● Exercise details
What is the number of lines holding the word "props"? Give that number alone.

Extracted data entries:
• • • •

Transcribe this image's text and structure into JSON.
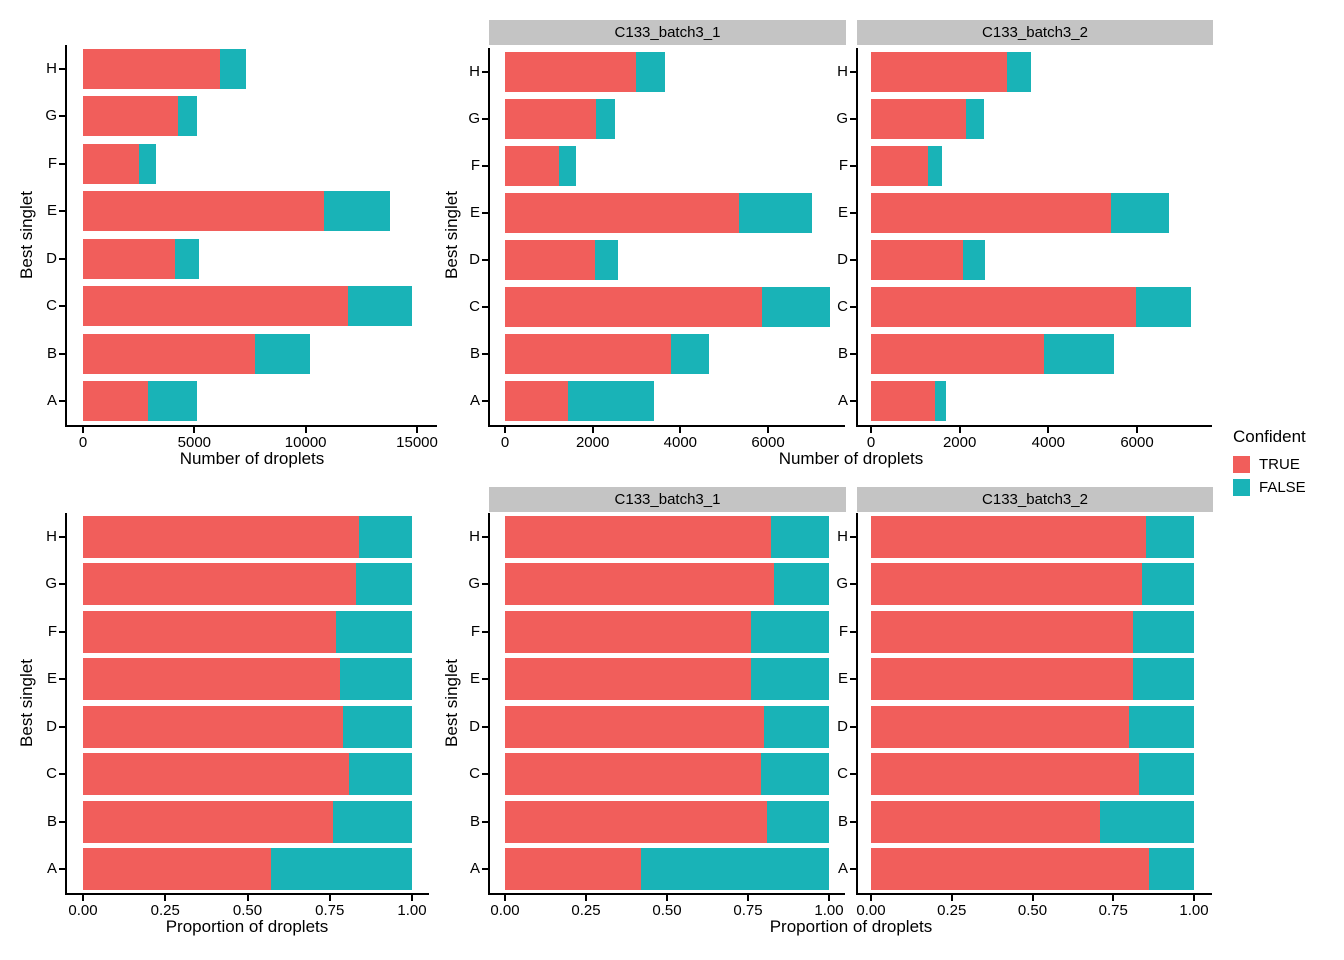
{
  "colors": {
    "TRUE": "#F15E5B",
    "FALSE": "#19B3B7",
    "strip_background": "#C4C4C4",
    "axis_line": "#000000"
  },
  "legend": {
    "title": "Confident",
    "items": [
      {
        "label": "TRUE",
        "color": "#F15E5B"
      },
      {
        "label": "FALSE",
        "color": "#19B3B7"
      }
    ]
  },
  "chart_data": [
    {
      "id": "counts-overall",
      "type": "bar",
      "orientation": "horizontal",
      "stacked": true,
      "facet_label": null,
      "xlabel": "Number of droplets",
      "ylabel": "Best singlet",
      "categories": [
        "H",
        "G",
        "F",
        "E",
        "D",
        "C",
        "B",
        "A"
      ],
      "series": [
        {
          "name": "TRUE",
          "values": [
            6150,
            4250,
            2520,
            10840,
            4110,
            11900,
            7730,
            2900
          ]
        },
        {
          "name": "FALSE",
          "values": [
            1150,
            850,
            750,
            2970,
            1100,
            2860,
            2480,
            2200
          ]
        }
      ],
      "xticks": [
        0,
        5000,
        10000,
        15000
      ],
      "xtick_labels": [
        "0",
        "5000",
        "10000",
        "15000"
      ],
      "xlim": [
        0,
        15800
      ],
      "grid": false
    },
    {
      "id": "counts-b1",
      "type": "bar",
      "orientation": "horizontal",
      "stacked": true,
      "facet_label": "C133_batch3_1",
      "xlabel": "Number of droplets",
      "ylabel": "Best singlet",
      "categories": [
        "H",
        "G",
        "F",
        "E",
        "D",
        "C",
        "B",
        "A"
      ],
      "series": [
        {
          "name": "TRUE",
          "values": [
            2990,
            2080,
            1240,
            5330,
            2060,
            5860,
            3780,
            1440
          ]
        },
        {
          "name": "FALSE",
          "values": [
            670,
            420,
            380,
            1670,
            510,
            1560,
            870,
            1960
          ]
        }
      ],
      "xticks": [
        0,
        2000,
        4000,
        6000
      ],
      "xtick_labels": [
        "0",
        "2000",
        "4000",
        "6000"
      ],
      "xlim": [
        0,
        7760
      ],
      "grid": false
    },
    {
      "id": "counts-b2",
      "type": "bar",
      "orientation": "horizontal",
      "stacked": true,
      "facet_label": "C133_batch3_2",
      "xlabel": "Number of droplets",
      "ylabel": "Best singlet",
      "categories": [
        "H",
        "G",
        "F",
        "E",
        "D",
        "C",
        "B",
        "A"
      ],
      "series": [
        {
          "name": "TRUE",
          "values": [
            3070,
            2140,
            1280,
            5410,
            2070,
            5980,
            3900,
            1450
          ]
        },
        {
          "name": "FALSE",
          "values": [
            545,
            400,
            320,
            1310,
            510,
            1240,
            1590,
            240
          ]
        }
      ],
      "xticks": [
        0,
        2000,
        4000,
        6000
      ],
      "xtick_labels": [
        "0",
        "2000",
        "4000",
        "6000"
      ],
      "xlim": [
        0,
        7760
      ],
      "grid": false
    },
    {
      "id": "props-overall",
      "type": "bar",
      "orientation": "horizontal",
      "stacked": true,
      "facet_label": null,
      "xlabel": "Proportion of droplets",
      "ylabel": "Best singlet",
      "categories": [
        "H",
        "G",
        "F",
        "E",
        "D",
        "C",
        "B",
        "A"
      ],
      "series": [
        {
          "name": "TRUE",
          "values": [
            0.84,
            0.83,
            0.77,
            0.78,
            0.79,
            0.81,
            0.76,
            0.57
          ]
        },
        {
          "name": "FALSE",
          "values": [
            0.16,
            0.17,
            0.23,
            0.22,
            0.21,
            0.19,
            0.24,
            0.43
          ]
        }
      ],
      "xticks": [
        0,
        0.25,
        0.5,
        0.75,
        1
      ],
      "xtick_labels": [
        "0.00",
        "0.25",
        "0.50",
        "0.75",
        "1.00"
      ],
      "xlim": [
        0,
        1.05
      ],
      "grid": false
    },
    {
      "id": "props-b1",
      "type": "bar",
      "orientation": "horizontal",
      "stacked": true,
      "facet_label": "C133_batch3_1",
      "xlabel": "Proportion of droplets",
      "ylabel": "Best singlet",
      "categories": [
        "H",
        "G",
        "F",
        "E",
        "D",
        "C",
        "B",
        "A"
      ],
      "series": [
        {
          "name": "TRUE",
          "values": [
            0.82,
            0.83,
            0.76,
            0.76,
            0.8,
            0.79,
            0.81,
            0.42
          ]
        },
        {
          "name": "FALSE",
          "values": [
            0.18,
            0.17,
            0.24,
            0.24,
            0.2,
            0.21,
            0.19,
            0.58
          ]
        }
      ],
      "xticks": [
        0,
        0.25,
        0.5,
        0.75,
        1
      ],
      "xtick_labels": [
        "0.00",
        "0.25",
        "0.50",
        "0.75",
        "1.00"
      ],
      "xlim": [
        0,
        1.05
      ],
      "grid": false
    },
    {
      "id": "props-b2",
      "type": "bar",
      "orientation": "horizontal",
      "stacked": true,
      "facet_label": "C133_batch3_2",
      "xlabel": "Proportion of droplets",
      "ylabel": "Best singlet",
      "categories": [
        "H",
        "G",
        "F",
        "E",
        "D",
        "C",
        "B",
        "A"
      ],
      "series": [
        {
          "name": "TRUE",
          "values": [
            0.85,
            0.84,
            0.81,
            0.81,
            0.8,
            0.83,
            0.71,
            0.86
          ]
        },
        {
          "name": "FALSE",
          "values": [
            0.15,
            0.16,
            0.19,
            0.19,
            0.2,
            0.17,
            0.29,
            0.14
          ]
        }
      ],
      "xticks": [
        0,
        0.25,
        0.5,
        0.75,
        1
      ],
      "xtick_labels": [
        "0.00",
        "0.25",
        "0.50",
        "0.75",
        "1.00"
      ],
      "xlim": [
        0,
        1.05
      ],
      "grid": false
    }
  ]
}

• • • •

● The reply
3